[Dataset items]
········

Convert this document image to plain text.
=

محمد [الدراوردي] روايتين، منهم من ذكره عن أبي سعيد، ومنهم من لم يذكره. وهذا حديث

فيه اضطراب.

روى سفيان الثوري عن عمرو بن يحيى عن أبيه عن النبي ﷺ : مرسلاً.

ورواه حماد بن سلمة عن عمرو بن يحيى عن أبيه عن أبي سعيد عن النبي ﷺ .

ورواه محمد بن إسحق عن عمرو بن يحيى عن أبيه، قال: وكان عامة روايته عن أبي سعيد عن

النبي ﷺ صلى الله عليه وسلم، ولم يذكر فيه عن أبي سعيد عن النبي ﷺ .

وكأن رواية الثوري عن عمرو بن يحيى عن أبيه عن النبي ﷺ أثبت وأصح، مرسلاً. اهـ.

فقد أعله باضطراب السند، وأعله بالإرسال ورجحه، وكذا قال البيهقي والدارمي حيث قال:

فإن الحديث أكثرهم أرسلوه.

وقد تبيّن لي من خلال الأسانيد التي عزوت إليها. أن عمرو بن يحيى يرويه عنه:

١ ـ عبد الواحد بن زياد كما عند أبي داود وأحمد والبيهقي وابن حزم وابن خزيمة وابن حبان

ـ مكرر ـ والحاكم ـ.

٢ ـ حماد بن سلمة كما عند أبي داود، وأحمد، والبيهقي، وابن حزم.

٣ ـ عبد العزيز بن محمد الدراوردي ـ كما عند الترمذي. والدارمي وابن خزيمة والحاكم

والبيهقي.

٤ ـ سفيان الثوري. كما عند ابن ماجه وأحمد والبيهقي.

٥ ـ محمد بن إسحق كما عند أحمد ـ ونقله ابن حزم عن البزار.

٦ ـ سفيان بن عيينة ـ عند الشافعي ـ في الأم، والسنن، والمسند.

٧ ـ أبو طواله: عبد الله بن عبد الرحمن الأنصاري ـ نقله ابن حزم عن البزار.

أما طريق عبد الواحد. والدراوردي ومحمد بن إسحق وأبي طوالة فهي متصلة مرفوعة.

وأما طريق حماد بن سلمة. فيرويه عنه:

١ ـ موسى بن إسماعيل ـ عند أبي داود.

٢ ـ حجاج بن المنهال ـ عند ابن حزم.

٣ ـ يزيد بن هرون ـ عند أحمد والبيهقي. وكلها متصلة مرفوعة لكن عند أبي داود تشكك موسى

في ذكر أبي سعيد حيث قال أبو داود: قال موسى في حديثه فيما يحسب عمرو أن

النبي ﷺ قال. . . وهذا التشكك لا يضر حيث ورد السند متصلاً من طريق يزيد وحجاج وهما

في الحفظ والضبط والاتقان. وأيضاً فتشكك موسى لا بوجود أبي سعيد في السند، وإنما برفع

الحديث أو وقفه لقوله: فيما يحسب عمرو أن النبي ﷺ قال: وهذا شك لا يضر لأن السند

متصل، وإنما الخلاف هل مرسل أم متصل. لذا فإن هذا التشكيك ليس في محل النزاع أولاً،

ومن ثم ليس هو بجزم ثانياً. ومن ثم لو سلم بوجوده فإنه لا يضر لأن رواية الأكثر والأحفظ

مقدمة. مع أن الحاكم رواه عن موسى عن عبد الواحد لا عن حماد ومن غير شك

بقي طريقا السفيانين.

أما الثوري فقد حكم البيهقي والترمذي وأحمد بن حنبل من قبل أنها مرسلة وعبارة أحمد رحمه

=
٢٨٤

········

WHAT THE TASK ASKS » Retype every record above exactly as it appears.

TASK OUTPUT »
Convert this document image to plain text.
=

محمد [الدراوردي] روايتين، منهم من ذكره عن أبي سعيد، ومنهم من لم يذكره. وهذا حديث

فيه اضطراب.

روى سفيان الثوري عن عمرو بن يحيى عن أبيه عن النبي ﷺ : مرسلاً.

ورواه حماد بن سلمة عن عمرو بن يحيى عن أبيه عن أبي سعيد عن النبي ﷺ .

ورواه محمد بن إسحق عن عمرو بن يحيى عن أبيه، قال: وكان عامة روايته عن أبي سعيد عن

النبي ﷺ صلى الله عليه وسلم، ولم يذكر فيه عن أبي سعيد عن النبي ﷺ .

وكأن رواية الثوري عن عمرو بن يحيى عن أبيه عن النبي ﷺ أثبت وأصح، مرسلاً. اهـ.

فقد أعله باضطراب السند، وأعله بالإرسال ورجحه، وكذا قال البيهقي والدارمي حيث قال:

فإن الحديث أكثرهم أرسلوه.

وقد تبيّن لي من خلال الأسانيد التي عزوت إليها. أن عمرو بن يحيى يرويه عنه:

١ ـ عبد الواحد بن زياد كما عند أبي داود وأحمد والبيهقي وابن حزم وابن خزيمة وابن حبان

ـ مكرر ـ والحاكم ـ.

٢ ـ حماد بن سلمة كما عند أبي داود، وأحمد، والبيهقي، وابن حزم.

٣ ـ عبد العزيز بن محمد الدراوردي ـ كما عند الترمذي. والدارمي وابن خزيمة والحاكم

والبيهقي.

٤ ـ سفيان الثوري. كما عند ابن ماجه وأحمد والبيهقي.

٥ ـ محمد بن إسحق كما عند أحمد ـ ونقله ابن حزم عن البزار.

٦ ـ سفيان بن عيينة ـ عند الشافعي ـ في الأم، والسنن، والمسند.

٧ ـ أبو طواله: عبد الله بن عبد الرحمن الأنصاري ـ نقله ابن حزم عن البزار.

أما طريق عبد الواحد. والدراوردي ومحمد بن إسحق وأبي طوالة فهي متصلة مرفوعة.

وأما طريق حماد بن سلمة. فيرويه عنه:

١ ـ موسى بن إسماعيل ـ عند أبي داود.

٢ ـ حجاج بن المنهال ـ عند ابن حزم.

٣ ـ يزيد بن هرون ـ عند أحمد والبيهقي. وكلها متصلة مرفوعة لكن عند أبي داود تشكك موسى

في ذكر أبي سعيد حيث قال أبو داود: قال موسى في حديثه فيما يحسب عمرو أن

النبي ﷺ قال. . . وهذا التشكك لا يضر حيث ورد السند متصلاً من طريق يزيد وحجاج وهما

في الحفظ والضبط والاتقان. وأيضاً فتشكك موسى لا بوجود أبي سعيد في السند، وإنما برفع

الحديث أو وقفه لقوله: فيما يحسب عمرو أن النبي ﷺ قال: وهذا شك لا يضر لأن السند

متصل، وإنما الخلاف هل مرسل أم متصل. لذا فإن هذا التشكيك ليس في محل النزاع أولاً،

ومن ثم ليس هو بجزم ثانياً. ومن ثم لو سلم بوجوده فإنه لا يضر لأن رواية الأكثر والأحفظ

مقدمة. مع أن الحاكم رواه عن موسى عن عبد الواحد لا عن حماد ومن غير شك

بقي طريقا السفيانين.

أما الثوري فقد حكم البيهقي والترمذي وأحمد بن حنبل من قبل أنها مرسلة وعبارة أحمد رحمه

=
٢٨٤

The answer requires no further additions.